[What you have to do]
Reproduce each line exactly. Skip none.

[Data listing]
======
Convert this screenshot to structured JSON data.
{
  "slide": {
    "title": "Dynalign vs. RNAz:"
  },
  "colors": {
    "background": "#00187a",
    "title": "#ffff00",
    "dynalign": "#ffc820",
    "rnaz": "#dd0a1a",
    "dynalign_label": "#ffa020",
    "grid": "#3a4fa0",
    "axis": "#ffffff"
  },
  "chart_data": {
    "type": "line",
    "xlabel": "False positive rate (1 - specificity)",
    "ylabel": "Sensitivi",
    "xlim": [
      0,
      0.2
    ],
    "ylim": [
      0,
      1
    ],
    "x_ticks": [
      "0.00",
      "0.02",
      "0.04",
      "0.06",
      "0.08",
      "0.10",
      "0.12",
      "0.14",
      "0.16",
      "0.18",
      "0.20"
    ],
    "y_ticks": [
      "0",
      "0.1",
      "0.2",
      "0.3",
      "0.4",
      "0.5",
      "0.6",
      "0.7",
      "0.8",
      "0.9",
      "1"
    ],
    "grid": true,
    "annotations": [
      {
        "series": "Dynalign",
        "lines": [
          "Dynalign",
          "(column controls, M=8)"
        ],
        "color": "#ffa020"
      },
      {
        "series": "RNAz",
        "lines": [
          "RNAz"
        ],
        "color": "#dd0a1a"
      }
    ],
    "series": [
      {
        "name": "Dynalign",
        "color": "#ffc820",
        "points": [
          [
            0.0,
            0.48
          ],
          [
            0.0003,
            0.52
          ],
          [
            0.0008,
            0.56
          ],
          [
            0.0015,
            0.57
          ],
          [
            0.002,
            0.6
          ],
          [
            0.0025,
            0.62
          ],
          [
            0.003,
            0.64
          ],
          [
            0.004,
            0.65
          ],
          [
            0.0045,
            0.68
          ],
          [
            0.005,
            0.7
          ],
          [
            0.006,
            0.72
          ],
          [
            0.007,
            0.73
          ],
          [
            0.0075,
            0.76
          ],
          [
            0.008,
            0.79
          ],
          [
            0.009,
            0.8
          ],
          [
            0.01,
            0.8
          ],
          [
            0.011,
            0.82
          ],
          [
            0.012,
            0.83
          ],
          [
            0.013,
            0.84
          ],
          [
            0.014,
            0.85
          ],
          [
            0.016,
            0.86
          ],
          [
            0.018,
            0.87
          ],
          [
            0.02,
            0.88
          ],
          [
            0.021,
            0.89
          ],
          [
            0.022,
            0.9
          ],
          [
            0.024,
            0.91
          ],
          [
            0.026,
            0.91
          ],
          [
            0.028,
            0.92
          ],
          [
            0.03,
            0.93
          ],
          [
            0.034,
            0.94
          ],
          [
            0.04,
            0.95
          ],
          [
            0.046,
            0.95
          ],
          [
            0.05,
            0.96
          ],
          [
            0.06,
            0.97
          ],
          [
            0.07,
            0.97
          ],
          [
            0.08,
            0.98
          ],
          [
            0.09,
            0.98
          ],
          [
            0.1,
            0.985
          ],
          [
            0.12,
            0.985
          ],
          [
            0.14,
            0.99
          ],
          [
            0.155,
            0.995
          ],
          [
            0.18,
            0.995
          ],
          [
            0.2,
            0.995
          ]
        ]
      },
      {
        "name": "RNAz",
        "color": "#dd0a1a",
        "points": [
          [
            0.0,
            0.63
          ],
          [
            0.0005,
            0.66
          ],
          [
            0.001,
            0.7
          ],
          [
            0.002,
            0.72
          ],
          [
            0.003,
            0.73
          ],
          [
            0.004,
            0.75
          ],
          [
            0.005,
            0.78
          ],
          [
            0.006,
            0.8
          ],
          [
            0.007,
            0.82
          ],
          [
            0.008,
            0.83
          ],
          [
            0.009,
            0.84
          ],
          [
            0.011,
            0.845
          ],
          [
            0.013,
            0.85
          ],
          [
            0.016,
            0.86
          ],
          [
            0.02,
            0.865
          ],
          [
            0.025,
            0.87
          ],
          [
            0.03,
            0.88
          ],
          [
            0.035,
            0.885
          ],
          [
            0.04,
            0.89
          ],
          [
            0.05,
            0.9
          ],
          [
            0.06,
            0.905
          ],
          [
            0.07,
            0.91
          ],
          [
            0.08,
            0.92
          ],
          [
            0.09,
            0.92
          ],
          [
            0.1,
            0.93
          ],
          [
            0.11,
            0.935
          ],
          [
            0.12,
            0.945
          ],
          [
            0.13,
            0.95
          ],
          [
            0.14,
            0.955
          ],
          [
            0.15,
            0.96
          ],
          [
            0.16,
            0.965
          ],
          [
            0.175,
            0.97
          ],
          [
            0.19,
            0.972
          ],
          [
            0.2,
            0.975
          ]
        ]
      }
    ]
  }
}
======
[Exercise output]
Convert this screenshot to structured JSON data.
{
  "slide": {
    "title": "Dynalign vs. RNAz:"
  },
  "colors": {
    "background": "#00187a",
    "title": "#ffff00",
    "dynalign": "#ffc820",
    "rnaz": "#dd0a1a",
    "dynalign_label": "#ffa020",
    "grid": "#3a4fa0",
    "axis": "#ffffff"
  },
  "chart_data": {
    "type": "line",
    "xlabel": "False positive rate (1 - specificity)",
    "ylabel": "Sensitivi",
    "xlim": [
      0,
      0.2
    ],
    "ylim": [
      0,
      1
    ],
    "x_ticks": [
      "0.00",
      "0.02",
      "0.04",
      "0.06",
      "0.08",
      "0.10",
      "0.12",
      "0.14",
      "0.16",
      "0.18",
      "0.20"
    ],
    "y_ticks": [
      "0",
      "0.1",
      "0.2",
      "0.3",
      "0.4",
      "0.5",
      "0.6",
      "0.7",
      "0.8",
      "0.9",
      "1"
    ],
    "grid": true,
    "annotations": [
      {
        "series": "Dynalign",
        "lines": [
          "Dynalign",
          "(column controls, M=8)"
        ],
        "color": "#ffa020"
      },
      {
        "series": "RNAz",
        "lines": [
          "RNAz"
        ],
        "color": "#dd0a1a"
      }
    ],
    "series": [
      {
        "name": "Dynalign",
        "color": "#ffc820",
        "points": [
          [
            0.0,
            0.48
          ],
          [
            0.0003,
            0.52
          ],
          [
            0.0008,
            0.56
          ],
          [
            0.0015,
            0.57
          ],
          [
            0.002,
            0.6
          ],
          [
            0.0025,
            0.62
          ],
          [
            0.003,
            0.64
          ],
          [
            0.004,
            0.65
          ],
          [
            0.0045,
            0.68
          ],
          [
            0.005,
            0.7
          ],
          [
            0.006,
            0.72
          ],
          [
            0.007,
            0.73
          ],
          [
            0.0075,
            0.76
          ],
          [
            0.008,
            0.79
          ],
          [
            0.009,
            0.8
          ],
          [
            0.01,
            0.8
          ],
          [
            0.011,
            0.82
          ],
          [
            0.012,
            0.83
          ],
          [
            0.013,
            0.84
          ],
          [
            0.014,
            0.85
          ],
          [
            0.016,
            0.86
          ],
          [
            0.018,
            0.87
          ],
          [
            0.02,
            0.88
          ],
          [
            0.021,
            0.89
          ],
          [
            0.022,
            0.9
          ],
          [
            0.024,
            0.91
          ],
          [
            0.026,
            0.91
          ],
          [
            0.028,
            0.92
          ],
          [
            0.03,
            0.93
          ],
          [
            0.034,
            0.94
          ],
          [
            0.04,
            0.95
          ],
          [
            0.046,
            0.95
          ],
          [
            0.05,
            0.96
          ],
          [
            0.06,
            0.97
          ],
          [
            0.07,
            0.97
          ],
          [
            0.08,
            0.98
          ],
          [
            0.09,
            0.98
          ],
          [
            0.1,
            0.985
          ],
          [
            0.12,
            0.985
          ],
          [
            0.14,
            0.99
          ],
          [
            0.155,
            0.995
          ],
          [
            0.18,
            0.995
          ],
          [
            0.2,
            0.995
          ]
        ]
      },
      {
        "name": "RNAz",
        "color": "#dd0a1a",
        "points": [
          [
            0.0,
            0.63
          ],
          [
            0.0005,
            0.66
          ],
          [
            0.001,
            0.7
          ],
          [
            0.002,
            0.72
          ],
          [
            0.003,
            0.73
          ],
          [
            0.004,
            0.75
          ],
          [
            0.005,
            0.78
          ],
          [
            0.006,
            0.8
          ],
          [
            0.007,
            0.82
          ],
          [
            0.008,
            0.83
          ],
          [
            0.009,
            0.84
          ],
          [
            0.011,
            0.845
          ],
          [
            0.013,
            0.85
          ],
          [
            0.016,
            0.86
          ],
          [
            0.02,
            0.865
          ],
          [
            0.025,
            0.87
          ],
          [
            0.03,
            0.88
          ],
          [
            0.035,
            0.885
          ],
          [
            0.04,
            0.89
          ],
          [
            0.05,
            0.9
          ],
          [
            0.06,
            0.905
          ],
          [
            0.07,
            0.91
          ],
          [
            0.08,
            0.92
          ],
          [
            0.09,
            0.92
          ],
          [
            0.1,
            0.93
          ],
          [
            0.11,
            0.935
          ],
          [
            0.12,
            0.945
          ],
          [
            0.13,
            0.95
          ],
          [
            0.14,
            0.955
          ],
          [
            0.15,
            0.96
          ],
          [
            0.16,
            0.965
          ],
          [
            0.175,
            0.97
          ],
          [
            0.19,
            0.972
          ],
          [
            0.2,
            0.975
          ]
        ]
      }
    ]
  }
}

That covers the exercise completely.